BEGIN RECORDS FOR THIS TASK
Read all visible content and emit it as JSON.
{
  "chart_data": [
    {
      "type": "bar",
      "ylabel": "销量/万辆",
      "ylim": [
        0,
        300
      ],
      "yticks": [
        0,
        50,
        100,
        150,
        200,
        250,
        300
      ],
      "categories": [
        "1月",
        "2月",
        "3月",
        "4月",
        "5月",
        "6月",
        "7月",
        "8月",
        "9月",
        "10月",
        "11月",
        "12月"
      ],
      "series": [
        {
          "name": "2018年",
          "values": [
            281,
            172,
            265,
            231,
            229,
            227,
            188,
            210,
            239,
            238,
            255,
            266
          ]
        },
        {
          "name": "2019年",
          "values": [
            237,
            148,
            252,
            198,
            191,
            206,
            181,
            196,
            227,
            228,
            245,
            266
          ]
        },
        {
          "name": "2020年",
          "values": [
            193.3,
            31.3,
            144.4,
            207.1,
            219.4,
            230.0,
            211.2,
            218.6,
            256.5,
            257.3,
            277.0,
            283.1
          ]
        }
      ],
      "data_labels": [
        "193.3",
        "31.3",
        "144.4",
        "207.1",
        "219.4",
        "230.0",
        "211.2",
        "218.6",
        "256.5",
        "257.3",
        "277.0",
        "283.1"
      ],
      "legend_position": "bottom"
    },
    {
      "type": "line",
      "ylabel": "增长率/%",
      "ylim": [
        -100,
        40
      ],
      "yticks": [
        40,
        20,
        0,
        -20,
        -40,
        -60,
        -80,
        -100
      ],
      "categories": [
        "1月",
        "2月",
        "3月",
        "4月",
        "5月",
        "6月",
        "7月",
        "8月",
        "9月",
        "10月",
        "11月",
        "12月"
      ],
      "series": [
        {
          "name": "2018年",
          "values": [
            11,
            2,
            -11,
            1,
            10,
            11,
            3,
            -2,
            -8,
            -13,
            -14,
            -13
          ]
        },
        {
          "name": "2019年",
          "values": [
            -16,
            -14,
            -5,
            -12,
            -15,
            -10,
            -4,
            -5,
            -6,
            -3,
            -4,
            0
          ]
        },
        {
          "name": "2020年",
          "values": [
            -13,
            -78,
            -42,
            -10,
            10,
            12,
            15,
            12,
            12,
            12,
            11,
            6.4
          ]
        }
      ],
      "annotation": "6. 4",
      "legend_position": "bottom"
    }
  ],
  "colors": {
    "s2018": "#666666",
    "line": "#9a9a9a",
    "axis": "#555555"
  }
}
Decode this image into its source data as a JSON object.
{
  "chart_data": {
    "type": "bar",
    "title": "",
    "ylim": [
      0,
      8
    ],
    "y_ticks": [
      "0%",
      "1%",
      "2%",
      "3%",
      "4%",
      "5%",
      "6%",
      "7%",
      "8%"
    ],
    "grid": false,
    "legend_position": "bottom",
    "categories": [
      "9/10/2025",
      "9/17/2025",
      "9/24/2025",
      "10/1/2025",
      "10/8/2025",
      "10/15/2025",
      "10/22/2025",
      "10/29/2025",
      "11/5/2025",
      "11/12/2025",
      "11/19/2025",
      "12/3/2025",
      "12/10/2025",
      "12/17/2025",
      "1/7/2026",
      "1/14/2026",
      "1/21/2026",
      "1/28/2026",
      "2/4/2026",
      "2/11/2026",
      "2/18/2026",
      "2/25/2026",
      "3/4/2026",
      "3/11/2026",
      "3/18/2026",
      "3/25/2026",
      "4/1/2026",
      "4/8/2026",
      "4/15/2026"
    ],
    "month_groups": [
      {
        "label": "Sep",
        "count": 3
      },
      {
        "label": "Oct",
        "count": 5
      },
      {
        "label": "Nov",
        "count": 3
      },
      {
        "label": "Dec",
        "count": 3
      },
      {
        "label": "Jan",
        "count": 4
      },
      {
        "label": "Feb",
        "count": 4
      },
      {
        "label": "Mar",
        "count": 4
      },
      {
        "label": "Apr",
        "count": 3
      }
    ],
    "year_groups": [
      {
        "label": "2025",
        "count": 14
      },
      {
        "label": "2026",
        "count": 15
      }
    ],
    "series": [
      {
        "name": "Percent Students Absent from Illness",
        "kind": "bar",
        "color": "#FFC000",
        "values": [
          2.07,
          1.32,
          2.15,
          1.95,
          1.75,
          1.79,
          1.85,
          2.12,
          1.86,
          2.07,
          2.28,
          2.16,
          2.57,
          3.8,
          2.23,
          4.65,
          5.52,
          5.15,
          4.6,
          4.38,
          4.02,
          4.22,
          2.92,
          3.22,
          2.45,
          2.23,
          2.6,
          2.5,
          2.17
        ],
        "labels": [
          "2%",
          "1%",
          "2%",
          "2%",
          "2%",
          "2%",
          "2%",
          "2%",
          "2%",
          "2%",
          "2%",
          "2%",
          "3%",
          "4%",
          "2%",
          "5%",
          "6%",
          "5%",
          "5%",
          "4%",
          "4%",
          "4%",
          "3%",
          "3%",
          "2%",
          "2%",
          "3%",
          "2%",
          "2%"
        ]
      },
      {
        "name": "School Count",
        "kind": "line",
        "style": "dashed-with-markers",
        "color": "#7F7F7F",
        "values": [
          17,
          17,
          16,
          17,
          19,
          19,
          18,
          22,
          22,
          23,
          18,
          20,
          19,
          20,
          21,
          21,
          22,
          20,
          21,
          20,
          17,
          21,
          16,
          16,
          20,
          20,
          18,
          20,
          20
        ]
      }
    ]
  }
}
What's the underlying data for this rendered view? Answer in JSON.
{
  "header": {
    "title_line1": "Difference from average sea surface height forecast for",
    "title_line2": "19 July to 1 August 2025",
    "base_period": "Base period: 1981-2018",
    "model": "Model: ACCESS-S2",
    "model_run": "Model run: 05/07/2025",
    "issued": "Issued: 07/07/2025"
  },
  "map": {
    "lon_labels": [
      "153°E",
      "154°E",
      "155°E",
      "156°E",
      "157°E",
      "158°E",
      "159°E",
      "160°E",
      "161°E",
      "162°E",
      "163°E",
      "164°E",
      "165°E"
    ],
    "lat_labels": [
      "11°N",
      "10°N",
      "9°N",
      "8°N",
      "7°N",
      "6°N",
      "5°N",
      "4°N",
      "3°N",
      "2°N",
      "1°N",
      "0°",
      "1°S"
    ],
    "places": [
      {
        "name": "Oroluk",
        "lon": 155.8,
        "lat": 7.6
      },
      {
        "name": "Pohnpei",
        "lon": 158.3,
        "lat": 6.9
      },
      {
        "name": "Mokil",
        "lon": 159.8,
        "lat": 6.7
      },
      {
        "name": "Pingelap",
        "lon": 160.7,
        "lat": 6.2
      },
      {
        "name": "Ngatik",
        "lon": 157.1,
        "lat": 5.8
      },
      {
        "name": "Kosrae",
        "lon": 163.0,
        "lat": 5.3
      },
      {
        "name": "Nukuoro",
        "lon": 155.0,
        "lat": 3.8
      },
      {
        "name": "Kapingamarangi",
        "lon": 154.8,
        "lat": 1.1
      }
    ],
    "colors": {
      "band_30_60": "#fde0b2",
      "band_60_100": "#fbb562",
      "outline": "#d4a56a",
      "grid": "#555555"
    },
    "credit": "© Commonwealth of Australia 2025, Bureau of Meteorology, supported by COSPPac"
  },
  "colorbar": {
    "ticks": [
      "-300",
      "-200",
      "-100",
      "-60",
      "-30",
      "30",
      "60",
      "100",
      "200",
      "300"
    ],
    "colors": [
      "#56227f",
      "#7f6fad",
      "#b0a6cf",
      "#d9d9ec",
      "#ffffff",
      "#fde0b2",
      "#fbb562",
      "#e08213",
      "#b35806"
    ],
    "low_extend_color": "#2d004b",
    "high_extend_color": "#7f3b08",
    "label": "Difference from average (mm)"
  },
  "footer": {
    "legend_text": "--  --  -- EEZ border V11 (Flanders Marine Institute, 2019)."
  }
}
END RECORDS FOR THIS TASK
**EXERCISE:**
Each line above is to be repeated exactly.

**EXPECTED OUTPUT:**
Read all visible content and emit it as JSON.
{
  "chart_data": [
    {
      "type": "bar",
      "ylabel": "销量/万辆",
      "ylim": [
        0,
        300
      ],
      "yticks": [
        0,
        50,
        100,
        150,
        200,
        250,
        300
      ],
      "categories": [
        "1月",
        "2月",
        "3月",
        "4月",
        "5月",
        "6月",
        "7月",
        "8月",
        "9月",
        "10月",
        "11月",
        "12月"
      ],
      "series": [
        {
          "name": "2018年",
          "values": [
            281,
            172,
            265,
            231,
            229,
            227,
            188,
            210,
            239,
            238,
            255,
            266
          ]
        },
        {
          "name": "2019年",
          "values": [
            237,
            148,
            252,
            198,
            191,
            206,
            181,
            196,
            227,
            228,
            245,
            266
          ]
        },
        {
          "name": "2020年",
          "values": [
            193.3,
            31.3,
            144.4,
            207.1,
            219.4,
            230.0,
            211.2,
            218.6,
            256.5,
            257.3,
            277.0,
            283.1
          ]
        }
      ],
      "data_labels": [
        "193.3",
        "31.3",
        "144.4",
        "207.1",
        "219.4",
        "230.0",
        "211.2",
        "218.6",
        "256.5",
        "257.3",
        "277.0",
        "283.1"
      ],
      "legend_position": "bottom"
    },
    {
      "type": "line",
      "ylabel": "增长率/%",
      "ylim": [
        -100,
        40
      ],
      "yticks": [
        40,
        20,
        0,
        -20,
        -40,
        -60,
        -80,
        -100
      ],
      "categories": [
        "1月",
        "2月",
        "3月",
        "4月",
        "5月",
        "6月",
        "7月",
        "8月",
        "9月",
        "10月",
        "11月",
        "12月"
      ],
      "series": [
        {
          "name": "2018年",
          "values": [
            11,
            2,
            -11,
            1,
            10,
            11,
            3,
            -2,
            -8,
            -13,
            -14,
            -13
          ]
        },
        {
          "name": "2019年",
          "values": [
            -16,
            -14,
            -5,
            -12,
            -15,
            -10,
            -4,
            -5,
            -6,
            -3,
            -4,
            0
          ]
        },
        {
          "name": "2020年",
          "values": [
            -13,
            -78,
            -42,
            -10,
            10,
            12,
            15,
            12,
            12,
            12,
            11,
            6.4
          ]
        }
      ],
      "annotation": "6. 4",
      "legend_position": "bottom"
    }
  ],
  "colors": {
    "s2018": "#666666",
    "line": "#9a9a9a",
    "axis": "#555555"
  }
}
Decode this image into its source data as a JSON object.
{
  "chart_data": {
    "type": "bar",
    "title": "",
    "ylim": [
      0,
      8
    ],
    "y_ticks": [
      "0%",
      "1%",
      "2%",
      "3%",
      "4%",
      "5%",
      "6%",
      "7%",
      "8%"
    ],
    "grid": false,
    "legend_position": "bottom",
    "categories": [
      "9/10/2025",
      "9/17/2025",
      "9/24/2025",
      "10/1/2025",
      "10/8/2025",
      "10/15/2025",
      "10/22/2025",
      "10/29/2025",
      "11/5/2025",
      "11/12/2025",
      "11/19/2025",
      "12/3/2025",
      "12/10/2025",
      "12/17/2025",
      "1/7/2026",
      "1/14/2026",
      "1/21/2026",
      "1/28/2026",
      "2/4/2026",
      "2/11/2026",
      "2/18/2026",
      "2/25/2026",
      "3/4/2026",
      "3/11/2026",
      "3/18/2026",
      "3/25/2026",
      "4/1/2026",
      "4/8/2026",
      "4/15/2026"
    ],
    "month_groups": [
      {
        "label": "Sep",
        "count": 3
      },
      {
        "label": "Oct",
        "count": 5
      },
      {
        "label": "Nov",
        "count": 3
      },
      {
        "label": "Dec",
        "count": 3
      },
      {
        "label": "Jan",
        "count": 4
      },
      {
        "label": "Feb",
        "count": 4
      },
      {
        "label": "Mar",
        "count": 4
      },
      {
        "label": "Apr",
        "count": 3
      }
    ],
    "year_groups": [
      {
        "label": "2025",
        "count": 14
      },
      {
        "label": "2026",
        "count": 15
      }
    ],
    "series": [
      {
        "name": "Percent Students Absent from Illness",
        "kind": "bar",
        "color": "#FFC000",
        "values": [
          2.07,
          1.32,
          2.15,
          1.95,
          1.75,
          1.79,
          1.85,
          2.12,
          1.86,
          2.07,
          2.28,
          2.16,
          2.57,
          3.8,
          2.23,
          4.65,
          5.52,
          5.15,
          4.6,
          4.38,
          4.02,
          4.22,
          2.92,
          3.22,
          2.45,
          2.23,
          2.6,
          2.5,
          2.17
        ],
        "labels": [
          "2%",
          "1%",
          "2%",
          "2%",
          "2%",
          "2%",
          "2%",
          "2%",
          "2%",
          "2%",
          "2%",
          "2%",
          "3%",
          "4%",
          "2%",
          "5%",
          "6%",
          "5%",
          "5%",
          "4%",
          "4%",
          "4%",
          "3%",
          "3%",
          "2%",
          "2%",
          "3%",
          "2%",
          "2%"
        ]
      },
      {
        "name": "School Count",
        "kind": "line",
        "style": "dashed-with-markers",
        "color": "#7F7F7F",
        "values": [
          17,
          17,
          16,
          17,
          19,
          19,
          18,
          22,
          22,
          23,
          18,
          20,
          19,
          20,
          21,
          21,
          22,
          20,
          21,
          20,
          17,
          21,
          16,
          16,
          20,
          20,
          18,
          20,
          20
        ]
      }
    ]
  }
}
What's the underlying data for this rendered view? Answer in JSON.
{
  "header": {
    "title_line1": "Difference from average sea surface height forecast for",
    "title_line2": "19 July to 1 August 2025",
    "base_period": "Base period: 1981-2018",
    "model": "Model: ACCESS-S2",
    "model_run": "Model run: 05/07/2025",
    "issued": "Issued: 07/07/2025"
  },
  "map": {
    "lon_labels": [
      "153°E",
      "154°E",
      "155°E",
      "156°E",
      "157°E",
      "158°E",
      "159°E",
      "160°E",
      "161°E",
      "162°E",
      "163°E",
      "164°E",
      "165°E"
    ],
    "lat_labels": [
      "11°N",
      "10°N",
      "9°N",
      "8°N",
      "7°N",
      "6°N",
      "5°N",
      "4°N",
      "3°N",
      "2°N",
      "1°N",
      "0°",
      "1°S"
    ],
    "places": [
      {
        "name": "Oroluk",
        "lon": 155.8,
        "lat": 7.6
      },
      {
        "name": "Pohnpei",
        "lon": 158.3,
        "lat": 6.9
      },
      {
        "name": "Mokil",
        "lon": 159.8,
        "lat": 6.7
      },
      {
        "name": "Pingelap",
        "lon": 160.7,
        "lat": 6.2
      },
      {
        "name": "Ngatik",
        "lon": 157.1,
        "lat": 5.8
      },
      {
        "name": "Kosrae",
        "lon": 163.0,
        "lat": 5.3
      },
      {
        "name": "Nukuoro",
        "lon": 155.0,
        "lat": 3.8
      },
      {
        "name": "Kapingamarangi",
        "lon": 154.8,
        "lat": 1.1
      }
    ],
    "colors": {
      "band_30_60": "#fde0b2",
      "band_60_100": "#fbb562",
      "outline": "#d4a56a",
      "grid": "#555555"
    },
    "credit": "© Commonwealth of Australia 2025, Bureau of Meteorology, supported by COSPPac"
  },
  "colorbar": {
    "ticks": [
      "-300",
      "-200",
      "-100",
      "-60",
      "-30",
      "30",
      "60",
      "100",
      "200",
      "300"
    ],
    "colors": [
      "#56227f",
      "#7f6fad",
      "#b0a6cf",
      "#d9d9ec",
      "#ffffff",
      "#fde0b2",
      "#fbb562",
      "#e08213",
      "#b35806"
    ],
    "low_extend_color": "#2d004b",
    "high_extend_color": "#7f3b08",
    "label": "Difference from average (mm)"
  },
  "footer": {
    "legend_text": "--  --  -- EEZ border V11 (Flanders Marine Institute, 2019)."
  }
}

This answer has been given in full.